Selected extract:
+++

# A couple new buildings from Eaglewings



## irondan (Jan 7, 2008)

Hello Everyone,
It's been a while since we last added a post. This has been a very interesting year so far. We were also busy getting ready for our annual Open House (We'll post a little about the Open House on the events forum).
We now would like to share a couple of new buildings we made earlier this year. First you'll see before and after pictures of Dennis Sirrine's 15 bay engine house! That baby was big...






































































Then you'll see Ken Karrels "Hotel Congress building". We have some before and after pictures as well as a couple of paragraphs from Mary Karrels telling us how they came up with the idea of having Eaglewings make their building. Here they are:





















































Hi Dan - following are a few words about the Hotel Congress building - it continues to be a WOW!  Today the daughter of the former owners came to visit - she loved it - of course -) Mary


“Sure would be nice if there was a building that could withstand our summer storms,” I remarked as I placed the scratch built house alongside the plastic kit buildings in the storeroom. The broken window and missing door were testimony to hazards beyond the big summer storms: wild pigs, squirrels, our dogs chasing squirrels and occasional burro hoof knocks added to the wear and tear on the Tucson layout. Highlights of the layout are the scratch built Southern Pacific Depot and the 4th Avenue trolley – the only thing missing was the Hotel Congress: an historic building across from the depot where John Dillinger’s gang was captured, folks waited for the train and is now a cornerstone of Tucson nightlife. How were we going to acquire this unique building – without dealing with a fragile scratch built structure? “Let me call Dan Hoag!” Ken said.

With photos of the Hotel Congress showing each side and information on the scale of the Historic Depot model, Dan set to work. Phone calls and photos and creativity yielded a 45”L x 16”H x 24”W 80 pound metal structure that is not only a precise replica of the Hotel Congress but is immune to the best efforts of critters and weather to rearrange or cause damage. The building was ready in less than three weeks and arrived with a grey undercoat: ready to be brought to life with paint and details. 
Gary Martin of Tucson Garden Railway Society lent his expert artist skills and the Metal structure came to life. The colors enhance the awnings, entrances and windows. Like frosting on a cake: decal posters were created by Stan Cedarleaf, of Dewey, AZ from e-mailed photos of the originals. Brass plates define the doors and planter boxes. People and native plants complete the setting as the 4th Avenue Trolley rumbles past. 
The Hotel Congress from Eaglewings Ironcraft does not have a space in the storeroom: it doesn’t need a space: it has a permanent spot on the layout. As Dan says, “this building will last a lifetime.”


----------



## Dean Whipple (Jan 2, 2008)

I don't see any pictures in either FireFox or IE ???


----------



## lownote (Jan 3, 2008)

I can't see any pictures either


----------



## denray (Jan 5, 2008)

WOW magnificent looking buildings.

+++

Stored records:
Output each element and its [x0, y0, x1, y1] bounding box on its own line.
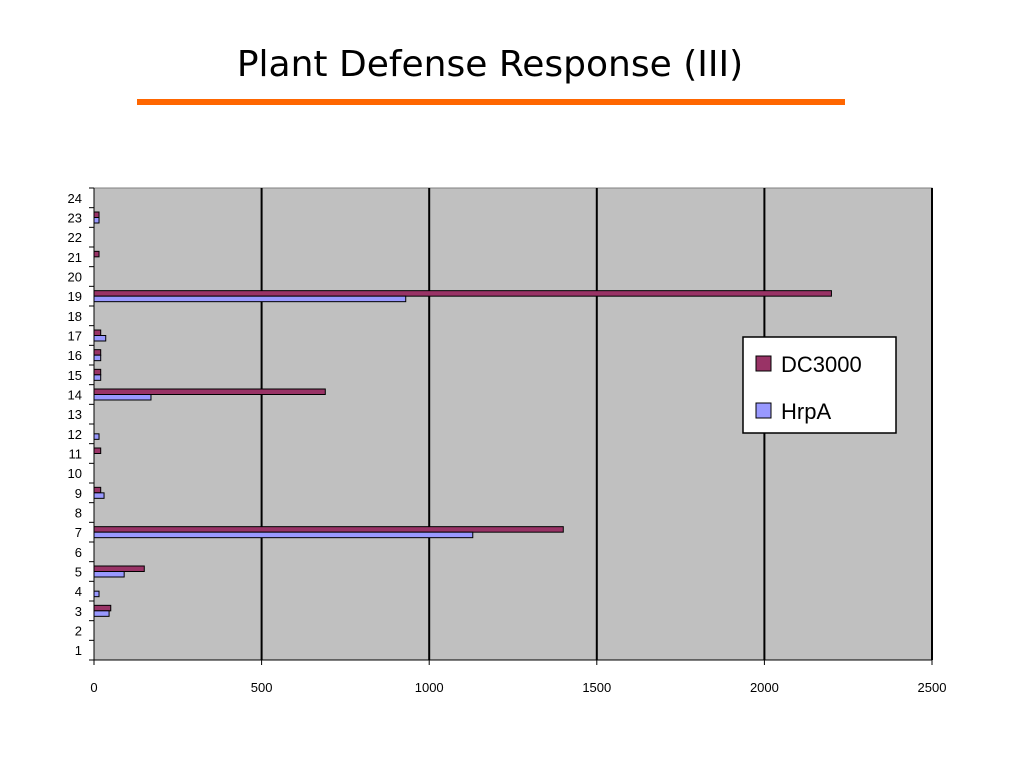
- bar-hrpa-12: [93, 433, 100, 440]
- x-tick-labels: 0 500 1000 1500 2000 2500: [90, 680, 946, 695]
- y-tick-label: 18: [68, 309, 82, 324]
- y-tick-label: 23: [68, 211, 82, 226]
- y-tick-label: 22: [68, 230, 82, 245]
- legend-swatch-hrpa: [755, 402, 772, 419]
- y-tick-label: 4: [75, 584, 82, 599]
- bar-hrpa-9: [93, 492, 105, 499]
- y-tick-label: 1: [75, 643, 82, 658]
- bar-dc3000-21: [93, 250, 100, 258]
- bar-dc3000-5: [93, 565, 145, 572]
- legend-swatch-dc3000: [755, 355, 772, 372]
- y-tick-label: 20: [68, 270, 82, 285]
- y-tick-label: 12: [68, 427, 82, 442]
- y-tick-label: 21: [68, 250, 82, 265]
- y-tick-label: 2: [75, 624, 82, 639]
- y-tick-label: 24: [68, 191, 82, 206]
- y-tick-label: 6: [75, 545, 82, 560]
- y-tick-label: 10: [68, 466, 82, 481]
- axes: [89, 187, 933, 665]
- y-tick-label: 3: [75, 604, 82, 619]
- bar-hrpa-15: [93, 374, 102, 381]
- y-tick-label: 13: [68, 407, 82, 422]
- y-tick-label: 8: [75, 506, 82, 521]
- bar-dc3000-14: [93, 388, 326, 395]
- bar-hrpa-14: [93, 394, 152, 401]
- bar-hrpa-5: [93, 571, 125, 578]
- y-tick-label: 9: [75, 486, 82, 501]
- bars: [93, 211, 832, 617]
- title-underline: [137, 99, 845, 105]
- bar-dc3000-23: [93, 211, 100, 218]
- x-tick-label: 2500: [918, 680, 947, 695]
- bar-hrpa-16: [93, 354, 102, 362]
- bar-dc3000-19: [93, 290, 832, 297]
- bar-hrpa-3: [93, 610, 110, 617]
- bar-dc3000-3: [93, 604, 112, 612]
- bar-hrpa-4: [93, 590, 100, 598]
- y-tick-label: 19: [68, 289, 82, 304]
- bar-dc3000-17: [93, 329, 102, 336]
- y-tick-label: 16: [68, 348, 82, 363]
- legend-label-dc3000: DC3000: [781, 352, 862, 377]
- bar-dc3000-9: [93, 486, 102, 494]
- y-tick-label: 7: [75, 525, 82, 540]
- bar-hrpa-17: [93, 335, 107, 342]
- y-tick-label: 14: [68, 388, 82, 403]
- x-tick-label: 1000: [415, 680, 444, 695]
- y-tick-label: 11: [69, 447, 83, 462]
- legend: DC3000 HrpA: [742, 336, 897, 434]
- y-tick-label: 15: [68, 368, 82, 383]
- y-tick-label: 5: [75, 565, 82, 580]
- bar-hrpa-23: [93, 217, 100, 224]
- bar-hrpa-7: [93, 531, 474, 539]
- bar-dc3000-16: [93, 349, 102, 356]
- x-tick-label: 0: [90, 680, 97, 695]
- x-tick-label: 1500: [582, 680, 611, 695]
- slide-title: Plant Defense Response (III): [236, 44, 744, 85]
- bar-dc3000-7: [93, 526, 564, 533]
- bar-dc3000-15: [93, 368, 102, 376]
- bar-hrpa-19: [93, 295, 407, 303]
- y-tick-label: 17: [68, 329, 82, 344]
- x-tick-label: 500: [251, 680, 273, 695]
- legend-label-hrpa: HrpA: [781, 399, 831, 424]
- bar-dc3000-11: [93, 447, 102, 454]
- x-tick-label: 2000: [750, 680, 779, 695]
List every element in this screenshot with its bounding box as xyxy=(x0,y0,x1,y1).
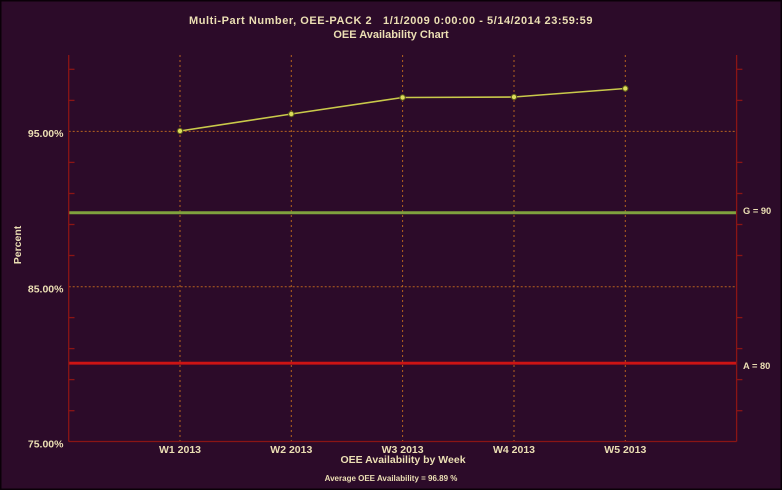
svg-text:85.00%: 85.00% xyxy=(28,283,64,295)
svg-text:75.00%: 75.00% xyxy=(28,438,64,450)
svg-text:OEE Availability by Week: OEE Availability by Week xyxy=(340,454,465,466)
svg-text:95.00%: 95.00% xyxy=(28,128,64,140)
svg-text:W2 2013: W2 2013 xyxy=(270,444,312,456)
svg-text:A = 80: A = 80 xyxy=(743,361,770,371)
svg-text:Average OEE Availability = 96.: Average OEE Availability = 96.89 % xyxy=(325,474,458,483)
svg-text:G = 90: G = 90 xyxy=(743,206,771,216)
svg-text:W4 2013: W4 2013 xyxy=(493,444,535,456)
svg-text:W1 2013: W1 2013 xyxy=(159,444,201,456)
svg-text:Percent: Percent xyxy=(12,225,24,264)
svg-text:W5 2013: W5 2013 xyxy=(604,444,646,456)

+++

Will you return the stretch of the Eaglewings buildings thread from "# A couple new" through "baby was big...", word for word? The listing is separate material, not part of the Eaglewings buildings thread.

Problem solution:
# A couple new buildings from Eaglewings



## irondan (Jan 7, 2008)

Hello Everyone,
It's been a while since we last added a post. This has been a very interesting year so far. We were also busy getting ready for our annual Open House (We'll post a little about the Open House on the events forum).
We now would like to share a couple of new buildings we made earlier this year. First you'll see before and after pictures of Dennis Sirrine's 15 bay engine house! That baby was big...